Cette stratégie arrive alors que la question européenne divise le Parti socialiste depuis des années, entre europhiles et syndicalistes. Cette dernière frange du PS s'était notamment opposée à l'accord-cadre, car pour elle un rapprochement avec l'Europe ne doit pas se faire au détriment des valeurs fondamentales socialistes comme la protection des salaires.
Mais la nouvelle stratégie de politique européenne du PS réunit cette fois-ci les deux ailes du parti, qui ont collaboré pour rédiger ce texte. Le document dresse la liste des principaux avantages et inconvénients d'une adhésion. D'un côté, par exemple, le fait de participer aux décisions à Bruxelles, la politique climatique européenne plus avancée ou une coopération plus stable en matière de recherche et de formation.
De l'autre, la démocratie directe et les institutions suisses devraient être réformées, la TVA serait presque doublée et le service public soumis à une plus forte pression de libéralisation.
Une Europe plus sociale?

- Données fournies -

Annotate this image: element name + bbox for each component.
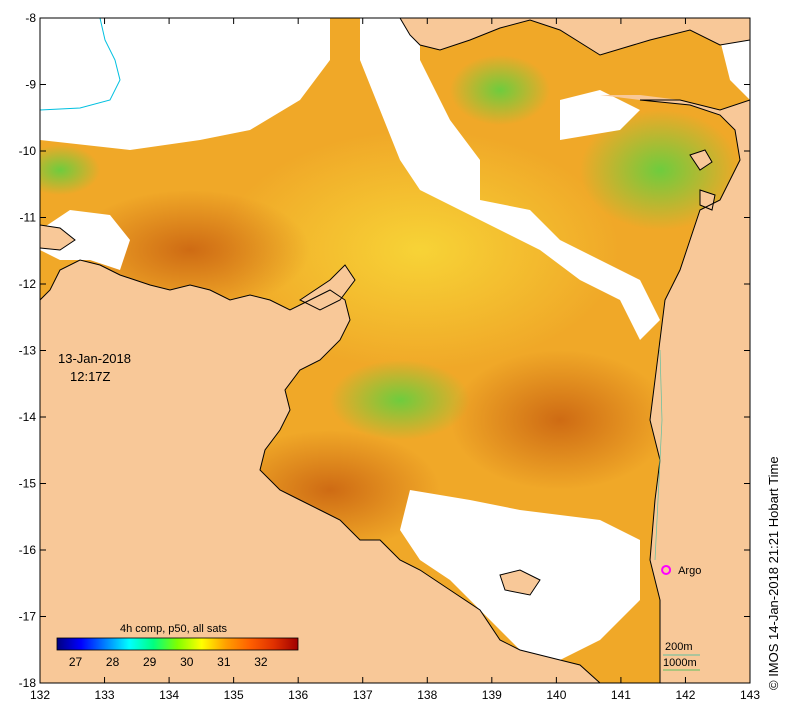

- Consigne -
Pouvez-vous recopier mot pour mot le passage du texte sur la politique européenne du Parti socialiste qui va de « De l'autre, la » jusqu'à « Europe plus sociale? » inclus ?

- Réponse rédigée -
De l'autre, la démocratie directe et les institutions suisses devraient être réformées, la TVA serait presque doublée et le service public soumis à une plus forte pression de libéralisation.
Une Europe plus sociale?